DO THIS: Search the listing below for the string "default" and show each line that contains it.
-------------------------
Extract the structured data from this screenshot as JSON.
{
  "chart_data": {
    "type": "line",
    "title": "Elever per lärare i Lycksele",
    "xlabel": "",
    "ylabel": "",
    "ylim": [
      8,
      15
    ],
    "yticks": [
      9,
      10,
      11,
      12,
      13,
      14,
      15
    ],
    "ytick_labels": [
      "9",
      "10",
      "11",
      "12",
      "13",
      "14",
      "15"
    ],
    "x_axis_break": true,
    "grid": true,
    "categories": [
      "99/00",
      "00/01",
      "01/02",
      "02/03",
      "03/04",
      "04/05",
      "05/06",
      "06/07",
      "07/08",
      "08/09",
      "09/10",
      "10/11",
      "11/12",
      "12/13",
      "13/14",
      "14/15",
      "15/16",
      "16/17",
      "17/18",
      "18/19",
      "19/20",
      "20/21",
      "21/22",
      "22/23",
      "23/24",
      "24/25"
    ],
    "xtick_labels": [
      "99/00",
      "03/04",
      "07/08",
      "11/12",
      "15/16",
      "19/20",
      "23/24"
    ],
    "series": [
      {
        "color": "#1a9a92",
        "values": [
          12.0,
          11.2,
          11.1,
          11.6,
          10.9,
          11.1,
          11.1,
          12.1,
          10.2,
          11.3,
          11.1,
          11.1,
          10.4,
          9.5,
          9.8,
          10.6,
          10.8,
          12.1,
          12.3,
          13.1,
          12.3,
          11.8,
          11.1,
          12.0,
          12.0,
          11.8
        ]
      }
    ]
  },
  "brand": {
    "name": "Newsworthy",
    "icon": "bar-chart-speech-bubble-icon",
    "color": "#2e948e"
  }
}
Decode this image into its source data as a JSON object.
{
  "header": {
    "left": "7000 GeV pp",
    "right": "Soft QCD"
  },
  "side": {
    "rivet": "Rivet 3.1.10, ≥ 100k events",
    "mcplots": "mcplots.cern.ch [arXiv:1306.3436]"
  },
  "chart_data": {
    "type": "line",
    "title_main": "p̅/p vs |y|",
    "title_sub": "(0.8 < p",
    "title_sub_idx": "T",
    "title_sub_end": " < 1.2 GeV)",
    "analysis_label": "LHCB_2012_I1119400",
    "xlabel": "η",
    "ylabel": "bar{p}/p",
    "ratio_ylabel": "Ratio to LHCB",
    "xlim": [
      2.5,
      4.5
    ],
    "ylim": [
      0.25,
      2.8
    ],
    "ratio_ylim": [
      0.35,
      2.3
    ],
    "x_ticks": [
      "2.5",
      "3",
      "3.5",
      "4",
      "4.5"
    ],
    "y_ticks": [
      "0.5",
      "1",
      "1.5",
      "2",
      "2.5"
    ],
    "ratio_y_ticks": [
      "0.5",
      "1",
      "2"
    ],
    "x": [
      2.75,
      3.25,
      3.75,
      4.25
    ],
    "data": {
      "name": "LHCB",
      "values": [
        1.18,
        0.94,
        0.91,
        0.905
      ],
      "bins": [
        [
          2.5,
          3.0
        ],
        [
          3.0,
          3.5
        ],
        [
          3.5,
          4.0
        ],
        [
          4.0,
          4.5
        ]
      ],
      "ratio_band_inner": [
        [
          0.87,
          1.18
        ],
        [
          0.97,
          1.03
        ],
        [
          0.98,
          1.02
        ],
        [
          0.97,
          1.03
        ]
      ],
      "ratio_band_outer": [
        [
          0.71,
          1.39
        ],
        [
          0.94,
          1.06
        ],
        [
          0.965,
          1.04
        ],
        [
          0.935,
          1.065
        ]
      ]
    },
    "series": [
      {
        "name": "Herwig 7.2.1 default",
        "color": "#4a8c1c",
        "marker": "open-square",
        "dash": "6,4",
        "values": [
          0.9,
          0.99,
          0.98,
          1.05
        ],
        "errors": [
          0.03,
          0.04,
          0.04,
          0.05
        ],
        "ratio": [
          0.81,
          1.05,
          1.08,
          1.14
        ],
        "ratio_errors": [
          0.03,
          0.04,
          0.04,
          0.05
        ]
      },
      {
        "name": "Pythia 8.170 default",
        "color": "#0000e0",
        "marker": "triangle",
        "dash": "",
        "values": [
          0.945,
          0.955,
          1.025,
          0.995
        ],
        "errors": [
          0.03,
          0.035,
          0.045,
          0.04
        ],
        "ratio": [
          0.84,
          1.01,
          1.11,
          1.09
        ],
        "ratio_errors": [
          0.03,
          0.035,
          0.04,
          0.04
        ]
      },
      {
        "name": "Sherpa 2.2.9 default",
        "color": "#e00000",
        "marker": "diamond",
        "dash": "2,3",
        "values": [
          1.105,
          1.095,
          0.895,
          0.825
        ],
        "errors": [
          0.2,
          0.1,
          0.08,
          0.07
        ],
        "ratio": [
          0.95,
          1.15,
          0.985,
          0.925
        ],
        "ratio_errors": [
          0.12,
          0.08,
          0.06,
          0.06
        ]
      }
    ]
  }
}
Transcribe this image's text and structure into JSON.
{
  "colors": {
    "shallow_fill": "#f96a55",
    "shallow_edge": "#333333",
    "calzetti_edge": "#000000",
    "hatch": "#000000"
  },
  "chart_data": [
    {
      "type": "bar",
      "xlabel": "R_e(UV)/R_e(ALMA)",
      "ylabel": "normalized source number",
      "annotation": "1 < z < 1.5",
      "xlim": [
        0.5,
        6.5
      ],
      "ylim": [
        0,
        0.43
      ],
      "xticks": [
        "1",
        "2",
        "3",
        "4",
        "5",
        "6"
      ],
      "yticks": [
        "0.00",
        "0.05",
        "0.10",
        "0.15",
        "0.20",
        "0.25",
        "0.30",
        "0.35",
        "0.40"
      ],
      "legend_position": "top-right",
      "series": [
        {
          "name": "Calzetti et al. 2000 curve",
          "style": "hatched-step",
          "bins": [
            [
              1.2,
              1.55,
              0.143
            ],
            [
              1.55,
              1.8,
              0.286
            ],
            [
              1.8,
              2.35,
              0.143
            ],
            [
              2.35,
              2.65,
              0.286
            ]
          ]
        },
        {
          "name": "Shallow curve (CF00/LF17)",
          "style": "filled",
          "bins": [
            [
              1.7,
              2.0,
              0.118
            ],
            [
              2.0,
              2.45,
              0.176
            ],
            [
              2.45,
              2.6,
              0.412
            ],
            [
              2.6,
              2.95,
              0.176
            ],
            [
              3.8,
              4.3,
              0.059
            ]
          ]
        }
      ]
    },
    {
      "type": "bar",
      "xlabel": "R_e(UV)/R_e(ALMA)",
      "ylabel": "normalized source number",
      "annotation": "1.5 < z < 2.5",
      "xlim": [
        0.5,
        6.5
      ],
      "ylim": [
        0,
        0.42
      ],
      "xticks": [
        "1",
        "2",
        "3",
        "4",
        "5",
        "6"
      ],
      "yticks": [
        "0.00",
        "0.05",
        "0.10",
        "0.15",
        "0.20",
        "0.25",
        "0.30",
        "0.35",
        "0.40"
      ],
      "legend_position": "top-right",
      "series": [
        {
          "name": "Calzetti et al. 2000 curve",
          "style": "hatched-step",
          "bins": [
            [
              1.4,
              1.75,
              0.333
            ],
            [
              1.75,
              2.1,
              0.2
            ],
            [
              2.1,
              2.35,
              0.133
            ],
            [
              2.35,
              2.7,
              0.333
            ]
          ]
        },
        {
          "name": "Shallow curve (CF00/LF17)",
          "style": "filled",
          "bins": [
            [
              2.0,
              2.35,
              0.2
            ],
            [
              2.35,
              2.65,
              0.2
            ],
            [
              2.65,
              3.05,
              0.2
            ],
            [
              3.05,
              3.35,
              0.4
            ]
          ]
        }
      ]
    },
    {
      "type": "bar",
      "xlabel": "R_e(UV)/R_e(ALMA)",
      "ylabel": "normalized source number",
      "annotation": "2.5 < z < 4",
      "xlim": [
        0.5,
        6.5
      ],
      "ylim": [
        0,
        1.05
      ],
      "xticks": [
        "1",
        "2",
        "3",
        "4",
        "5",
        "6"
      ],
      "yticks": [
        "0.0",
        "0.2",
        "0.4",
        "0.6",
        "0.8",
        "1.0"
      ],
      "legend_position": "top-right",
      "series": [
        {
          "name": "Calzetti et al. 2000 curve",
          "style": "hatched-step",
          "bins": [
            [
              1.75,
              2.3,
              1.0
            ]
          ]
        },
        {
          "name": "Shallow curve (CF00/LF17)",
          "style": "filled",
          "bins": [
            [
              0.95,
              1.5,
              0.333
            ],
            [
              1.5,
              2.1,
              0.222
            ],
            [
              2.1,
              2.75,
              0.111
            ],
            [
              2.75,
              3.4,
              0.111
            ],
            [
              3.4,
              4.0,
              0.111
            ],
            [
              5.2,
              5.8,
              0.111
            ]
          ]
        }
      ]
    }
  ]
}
-------------------------
EXPECTED ANSWER:
        "name": "Herwig 7.2.1 default",
        "name": "Pythia 8.170 default",
        "name": "Sherpa 2.2.9 default",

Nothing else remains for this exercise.